To-do list:
A) In the sermon excerpt, which Bible translation renders "blessed" as "happy" in Romans 14:22?
B) Reproduce word for word the stretch of the sermon excerpt from "What does it" through "period of time.".

start Supplied text

The first thing that you need to know is that the word “blessed” can be translated “happy” (the New American Standard gives it this translation in Romans 14:22).  That means we could subtitle this section: “How to be Happy.”





“Blessed are the poor in spirit, for theirs is the kingdom of heaven.” (Matthew 5:3).


What does it mean to be “poor in spirit”?  That is a quality of which we do not speak.  But if you take the words apart, it is really very simple to understand.


We know all about poverty.  That is when you don’t have something.  That is the lower end of the “have’s” and the “have nots.”  Of course, we know that poverty can be a bit relative.  When I say that, I’m not speaking of family relatives: “Where there’s a will, there’s a relative”.  I’m referring to the truth that not all poverty is created equal.  I saw that when Tom and I traveled to Moldova earlier this year.  What we call poverty, they call normal.  We call poverty when you have to do without certain luxuries.  They call poverty when you have no food for an extended period of time.


The Greek language has a word to distinguish between the two types of poverty.  In Greek, you can speak of someone who is poor and they have no money for any extra things.  Or you can speak of someone who is completely impoverished and who is without even the basic necessities.  It is the second type of poverty that Jesus describes in this verse.


Happy is the one who is not merely spiritually lower middle class.  Rather happy are those who are spiritually bankrupt and destitute.


This goes beyond all normal reason.  Why would Jesus say such a thing?  Because it is only when you come to terms with the fact that you are spiritually bankrupt that you can even be saved.  It is only then that God gives to you all of the riches that are in Christ Jesus.


On what are you depending for your salvation?  If you were to stand before God this morning and He were to ask you why you should be allowed into heaven, to what would you point?  If your answer was to have anything to do with your own goodness and spiritual worth, then you are lost.  The only one who ever gets to heaven is the one who realizes that he doesn’t deserve to be there.  Christ didn’t come to save good people.  He came to save the lost.  And you can only find His true happiness and blessings when you come to understand that you are spiritually impoverished.


Jesus is saying, “Happy is the man who is spiritually destitute, who has to come and plead for mercy, because it is that kind of man who enters the kingdom of heaven.”

end Supplied text
start Material provided

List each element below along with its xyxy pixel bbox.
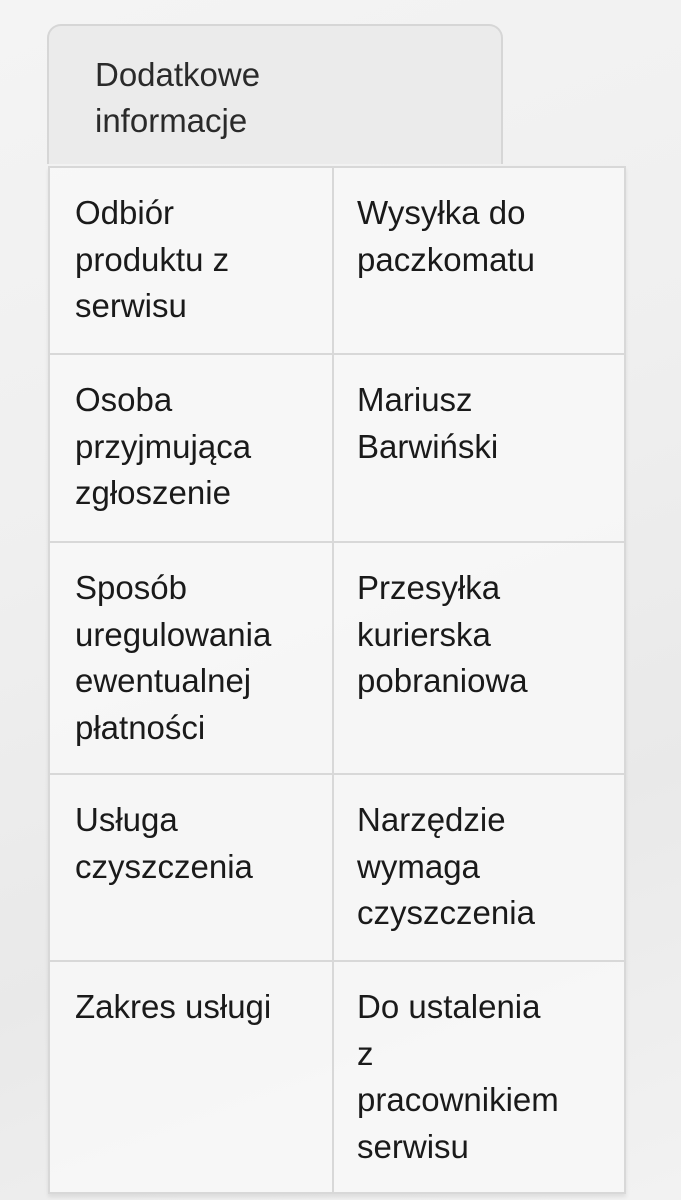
table-row: Odbiór produktu z serwisu Wysyłka do pac…: [47, 166, 626, 355]
row-label: Usługa czyszczenia: [47, 773, 335, 962]
table-row: Usługa czyszczenia Narzędzie wymaga czys…: [47, 773, 626, 962]
row-label: Zakres usługi: [47, 960, 335, 1194]
row-label: Osoba przyjmująca zgłoszenie: [47, 353, 335, 543]
tab-additional-info[interactable]: Dodatkowe informacje: [47, 24, 503, 164]
row-value: Mariusz Barwiński: [332, 353, 626, 543]
table-row: Sposób uregulowania ewentualnej płatnośc…: [47, 541, 626, 775]
table-row: Zakres usługi Do ustalenia z pracownikie…: [47, 960, 626, 1194]
row-value: Do ustalenia z pracownikiem serwisu: [332, 960, 626, 1194]
info-table: Odbiór produktu z serwisu Wysyłka do pac…: [47, 166, 626, 1194]
row-label: Sposób uregulowania ewentualnej płatnośc…: [47, 541, 335, 775]
row-label: Odbiór produktu z serwisu: [47, 166, 335, 355]
row-value: Przesyłka kurierska pobraniowa: [332, 541, 626, 775]
table-row: Osoba przyjmująca zgłoszenie Mariusz Bar…: [47, 353, 626, 543]
row-value: Narzędzie wymaga czyszczenia: [332, 773, 626, 962]
row-value: Wysyłka do paczkomatu: [332, 166, 626, 355]
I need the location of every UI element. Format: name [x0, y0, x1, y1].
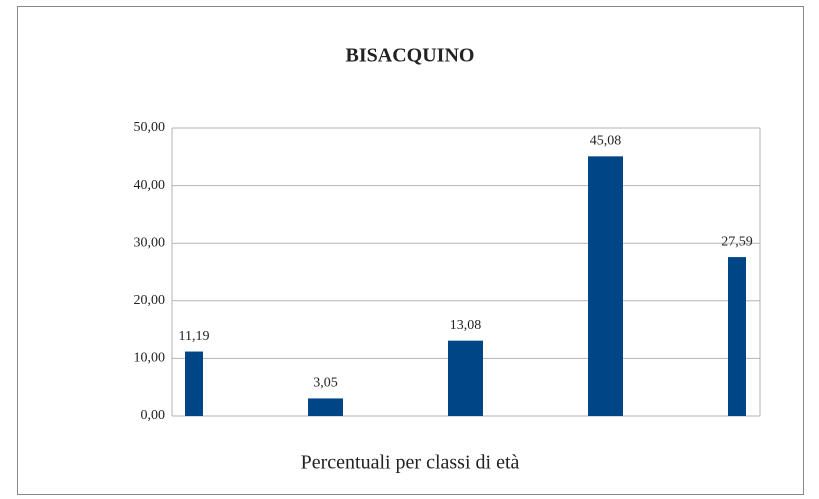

end Material provided

Answers to the exercises:
A) The New American Standard.

B)
What does it mean to be “poor in spirit”?  That is a quality of which we do not speak.  But if you take the words apart, it is really very simple to understand.


We know all about poverty.  That is when you don’t have something.  That is the lower end of the “have’s” and the “have nots.”  Of course, we know that poverty can be a bit relative.  When I say that, I’m not speaking of family relatives: “Where there’s a will, there’s a relative”.  I’m referring to the truth that not all poverty is created equal.  I saw that when Tom and I traveled to Moldova earlier this year.  What we call poverty, they call normal.  We call poverty when you have to do without certain luxuries.  They call poverty when you have no food for an extended period of time.